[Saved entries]
____________________
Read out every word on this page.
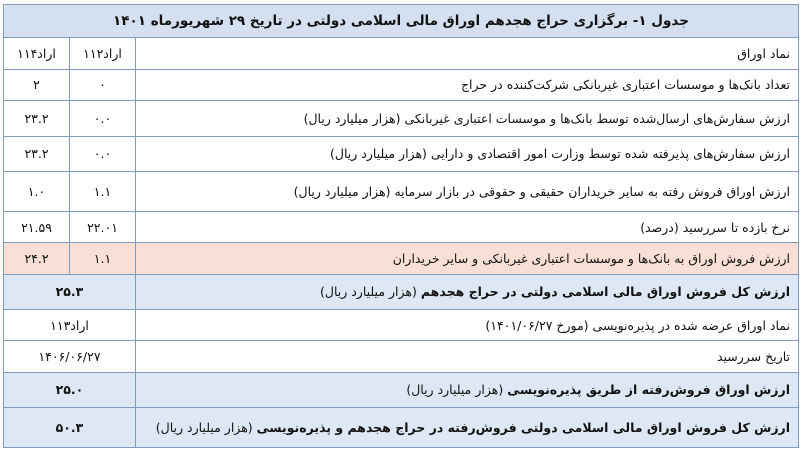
جدول ۱- برگزاری حراج هجدهم اوراق مالی اسلامی دولتی در تاریخ ۲۹ شهریورماه ۱۴۰۱		
نماد اوراق	اراد۱۱۲	اراد۱۱۴
تعداد بانک‌ها و موسسات اعتباری غیربانکی شرکت‌کننده در حراج	۰	۲
ارزش سفارش‌های ارسال‌شده توسط بانک‌ها و موسسات اعتباری غیربانکی (هزار میلیارد ریال)	۰.۰	۲۳.۲
ارزش سفارش‌های پذیرفته شده توسط وزارت امور اقتصادی و دارایی (هزار میلیارد ریال)	۰.۰	۲۳.۲
ارزش اوراق فروش رفته به سایر خریداران حقیقی و حقوقی در بازار سرمایه (هزار میلیارد ریال)	۱.۱	۱.۰
نرخ بازده تا سررسید (درصد)	۲۲.۰۱	۲۱.۵۹
ارزش فروش اوراق به بانک‌ها و موسسات اعتباری غیربانکی و سایر خریداران	۱.۱	۲۴.۲
ارزش کل فروش اوراق مالی اسلامی دولتی در حراج هجدهم (هزار میلیارد ریال)	۲۵.۳	
نماد اوراق عرضه شده در پذیره‌نویسی (مورخ ۱۴۰۱/۰۶/۲۷)	اراد۱۱۳	
تاریخ سررسید	۱۴۰۶/۰۶/۲۷	
ارزش اوراق فروش‌رفته از طریق پذیره‌نویسی (هزار میلیارد ریال)	۲۵.۰	
ارزش کل فروش اوراق مالی اسلامی دولتی فروش‌رفته در حراج هجدهم و پذیره‌نویسی (هزار میلیارد ریال)	۵۰.۳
____________________
Description of the task:
Without the pictures, transcribe the listing above exactly.

Response for this exercise:
Read out every word on this page.
جدول ۱- برگزاری حراج هجدهم اوراق مالی اسلامی دولتی در تاریخ ۲۹ شهریورماه ۱۴۰۱		
نماد اوراق	اراد۱۱۲	اراد۱۱۴
تعداد بانک‌ها و موسسات اعتباری غیربانکی شرکت‌کننده در حراج	۰	۲
ارزش سفارش‌های ارسال‌شده توسط بانک‌ها و موسسات اعتباری غیربانکی (هزار میلیارد ریال)	۰.۰	۲۳.۲
ارزش سفارش‌های پذیرفته شده توسط وزارت امور اقتصادی و دارایی (هزار میلیارد ریال)	۰.۰	۲۳.۲
ارزش اوراق فروش رفته به سایر خریداران حقیقی و حقوقی در بازار سرمایه (هزار میلیارد ریال)	۱.۱	۱.۰
نرخ بازده تا سررسید (درصد)	۲۲.۰۱	۲۱.۵۹
ارزش فروش اوراق به بانک‌ها و موسسات اعتباری غیربانکی و سایر خریداران	۱.۱	۲۴.۲
ارزش کل فروش اوراق مالی اسلامی دولتی در حراج هجدهم (هزار میلیارد ریال)	۲۵.۳	
نماد اوراق عرضه شده در پذیره‌نویسی (مورخ ۱۴۰۱/۰۶/۲۷)	اراد۱۱۳	
تاریخ سررسید	۱۴۰۶/۰۶/۲۷	
ارزش اوراق فروش‌رفته از طریق پذیره‌نویسی (هزار میلیارد ریال)	۲۵.۰	
ارزش کل فروش اوراق مالی اسلامی دولتی فروش‌رفته در حراج هجدهم و پذیره‌نویسی (هزار میلیارد ریال)	۵۰.۳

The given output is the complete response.